TEXT BLOCK section start
This will involve subscribing to a service and fitting future satellites with suitable access components. But existing debris, such as rocket bodies and old satellites, don’t come with docking facilities.
The alternative? Magnets. Harpoons. Nets. Towlines. The pros and cons of numerous options are being explored and tested.
In January this year, China’s SJ-21 satellite was observed pulling the disabled Compass G2 (Beidou) navigation satellite out of a heavily trafficked piece of geosynchronous orbit.
Cleaning up our act
Chief scientist of Adelaide-based Neumann Space Paddy Neumann told the ISU conference that orbital objects retain value – even if inert.
“When it comes to everything in space, someone has spent thousands of dollars per kilogram sending it up there,” he said. “It has value just for that. If you can reuse it, that means that’s mass you don’t have to bring up again from Earth.”
That’s good business. Not to mention mitigation of the associated mess of cultural and legal issues.
“You can use that mass for more communications and transponders for your comms mission, a larger lens for your Earth observation mission, more life support for your people – all these important things.”
At the core of his proposal is recycling space junk as fuel. His team is developing a pulsed cathodic arc propulsion system. Put simply, it uses physics similar to an arc welder – with the plasma it produces directed as thrust.
“We can use recycled and repurposed junk as a fuel and thus help to propel junk-hunting spacecraft to the next job site.”
Paddy Neumann, Neumann Space
A demonstrator is due to go into space later this year.
“Where this all comes together is the fact that we can use anything solid and conductive as a propellant,” he said. “This includes materials such as aluminium, titanium, magnesium, steel – all the various materials used to build spacecraft. Since they’re already up there, we can use recycled and repurposed junk as a fuel and thus help to propel junk-hunting spacecraft to the next job site.”
Neumann Space is working with NASA and CisLunar to prove that this recovery, refining and refuelling process is viable. In this case, the experiment will focus on 6061 aluminium – the most common material in spacecraft construction.
And the waste?
“The metal gets burnt down into basically a gas, and it becomes very, very tenuous very quickly,” he said. “So you no longer have a problem.”
This really is rocket science
Whether you are talking grappling hooks, nets or satellite tow trucks, one challenge is common to every space junk clean-up idea: rendezvous and proximity operations (RPO). That’s the ability of a recovery satellite to match orbit with a target and then compensate for any erratic tumble.
The first hurdle is figuring out what challenges any recovery attempt will face.
Sydney-based HEO Robotics co-founder Will Crowe told the conference that every object would need careful inspection. That’s a lot of work.
TEXT BLOCK section end
- TASK TO COMPLETE
Decide whether each statement agrees with the space junk article, and answer yes or no for each while quoting the words of the article that settle it: (a) China's SJ-21 satellite was seen moving a disabled navigation satellite out of a busy part of geosynchronous orbit; (b) the Neumann Space experiment with NASA and CisLunar will focus on titanium; (c) Neumann Space's demonstrator is due to go into space later this year. The items have nothing to do with this.
GIVEN ENTRIES section start
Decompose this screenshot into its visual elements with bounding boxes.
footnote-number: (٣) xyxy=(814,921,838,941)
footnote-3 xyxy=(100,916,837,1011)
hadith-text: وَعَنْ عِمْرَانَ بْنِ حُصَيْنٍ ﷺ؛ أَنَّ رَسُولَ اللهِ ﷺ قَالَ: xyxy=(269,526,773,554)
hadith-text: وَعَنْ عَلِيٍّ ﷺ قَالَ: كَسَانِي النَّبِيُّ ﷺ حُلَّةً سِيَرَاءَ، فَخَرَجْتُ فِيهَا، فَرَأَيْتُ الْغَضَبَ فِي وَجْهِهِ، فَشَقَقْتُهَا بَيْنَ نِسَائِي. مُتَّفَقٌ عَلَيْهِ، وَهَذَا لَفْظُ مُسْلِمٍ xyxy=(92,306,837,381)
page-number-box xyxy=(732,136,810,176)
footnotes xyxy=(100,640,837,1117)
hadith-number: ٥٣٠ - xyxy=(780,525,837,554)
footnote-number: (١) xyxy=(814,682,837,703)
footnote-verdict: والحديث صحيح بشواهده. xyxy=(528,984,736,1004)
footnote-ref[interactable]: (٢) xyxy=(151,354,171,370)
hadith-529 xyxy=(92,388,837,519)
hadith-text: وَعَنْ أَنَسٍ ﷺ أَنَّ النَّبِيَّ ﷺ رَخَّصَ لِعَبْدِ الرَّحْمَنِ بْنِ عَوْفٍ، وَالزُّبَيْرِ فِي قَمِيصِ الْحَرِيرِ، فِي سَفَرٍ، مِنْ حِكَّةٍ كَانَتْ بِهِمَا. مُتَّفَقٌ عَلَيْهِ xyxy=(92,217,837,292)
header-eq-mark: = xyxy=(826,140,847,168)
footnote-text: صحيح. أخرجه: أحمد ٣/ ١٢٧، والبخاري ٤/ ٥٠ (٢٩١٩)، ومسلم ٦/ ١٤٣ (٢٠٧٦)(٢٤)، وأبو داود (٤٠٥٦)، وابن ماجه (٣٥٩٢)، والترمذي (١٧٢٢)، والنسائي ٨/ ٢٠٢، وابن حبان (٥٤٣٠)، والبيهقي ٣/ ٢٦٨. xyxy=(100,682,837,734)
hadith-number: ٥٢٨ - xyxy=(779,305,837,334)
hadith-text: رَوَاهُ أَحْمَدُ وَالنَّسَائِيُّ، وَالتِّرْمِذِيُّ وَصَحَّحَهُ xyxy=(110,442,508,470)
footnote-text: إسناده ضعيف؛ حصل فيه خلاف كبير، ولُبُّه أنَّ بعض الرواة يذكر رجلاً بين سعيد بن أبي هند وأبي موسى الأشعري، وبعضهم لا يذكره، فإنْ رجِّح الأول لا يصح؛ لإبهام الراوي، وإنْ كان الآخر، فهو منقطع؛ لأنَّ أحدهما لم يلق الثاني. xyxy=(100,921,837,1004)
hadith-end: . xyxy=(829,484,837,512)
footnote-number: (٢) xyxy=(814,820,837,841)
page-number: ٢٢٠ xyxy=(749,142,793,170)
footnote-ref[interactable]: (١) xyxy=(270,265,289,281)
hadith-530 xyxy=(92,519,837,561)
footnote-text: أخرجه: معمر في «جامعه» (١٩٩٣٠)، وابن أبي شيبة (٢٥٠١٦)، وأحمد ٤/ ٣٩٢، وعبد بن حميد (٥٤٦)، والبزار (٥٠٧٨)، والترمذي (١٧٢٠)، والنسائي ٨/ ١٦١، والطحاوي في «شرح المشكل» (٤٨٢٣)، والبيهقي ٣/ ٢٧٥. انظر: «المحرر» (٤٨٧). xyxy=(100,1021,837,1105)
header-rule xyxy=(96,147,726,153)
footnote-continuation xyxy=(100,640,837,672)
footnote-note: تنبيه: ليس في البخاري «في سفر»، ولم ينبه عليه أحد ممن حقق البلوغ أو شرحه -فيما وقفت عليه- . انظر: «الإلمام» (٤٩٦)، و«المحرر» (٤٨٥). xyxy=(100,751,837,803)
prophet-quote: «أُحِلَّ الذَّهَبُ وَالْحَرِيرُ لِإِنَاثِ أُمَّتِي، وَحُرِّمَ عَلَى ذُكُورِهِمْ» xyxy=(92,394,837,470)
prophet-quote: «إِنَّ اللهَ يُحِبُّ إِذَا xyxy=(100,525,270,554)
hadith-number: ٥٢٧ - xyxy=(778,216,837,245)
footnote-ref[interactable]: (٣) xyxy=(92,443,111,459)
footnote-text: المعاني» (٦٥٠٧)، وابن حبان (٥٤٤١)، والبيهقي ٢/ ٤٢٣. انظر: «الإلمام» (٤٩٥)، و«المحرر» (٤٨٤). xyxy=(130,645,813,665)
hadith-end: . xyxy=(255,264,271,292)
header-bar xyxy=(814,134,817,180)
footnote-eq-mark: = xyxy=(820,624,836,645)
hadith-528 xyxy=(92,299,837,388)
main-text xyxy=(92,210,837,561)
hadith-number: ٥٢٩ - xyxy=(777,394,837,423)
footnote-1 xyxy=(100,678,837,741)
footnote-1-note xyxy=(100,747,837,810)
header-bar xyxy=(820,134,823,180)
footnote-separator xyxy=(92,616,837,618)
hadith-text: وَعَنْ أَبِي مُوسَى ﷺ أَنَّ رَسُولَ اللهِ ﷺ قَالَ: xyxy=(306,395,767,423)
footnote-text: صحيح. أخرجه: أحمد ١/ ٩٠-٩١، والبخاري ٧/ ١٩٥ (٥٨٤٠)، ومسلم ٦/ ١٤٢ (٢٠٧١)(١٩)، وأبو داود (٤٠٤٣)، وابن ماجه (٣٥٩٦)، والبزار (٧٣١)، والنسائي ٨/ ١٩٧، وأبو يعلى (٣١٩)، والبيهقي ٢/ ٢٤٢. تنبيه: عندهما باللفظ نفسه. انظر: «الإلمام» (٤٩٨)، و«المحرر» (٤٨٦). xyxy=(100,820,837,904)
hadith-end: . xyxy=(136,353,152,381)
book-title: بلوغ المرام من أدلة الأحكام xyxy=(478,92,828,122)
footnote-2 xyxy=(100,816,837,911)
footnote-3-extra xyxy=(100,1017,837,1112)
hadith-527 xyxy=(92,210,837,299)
GIVEN ENTRIES section end
- OUTPUT FOR THIS EXERCISE
(a) Yes: "In January this year, China’s SJ-21 satellite was observed pulling the disabled Compass G2 (Beidou) navigation satellite out of a heavily trafficked piece of geosynchronous orbit."
(b) No: "In this case, the experiment will focus on 6061 aluminium – the most common material in spacecraft construction."
(c) Yes: "A demonstrator is due to go into space later this year."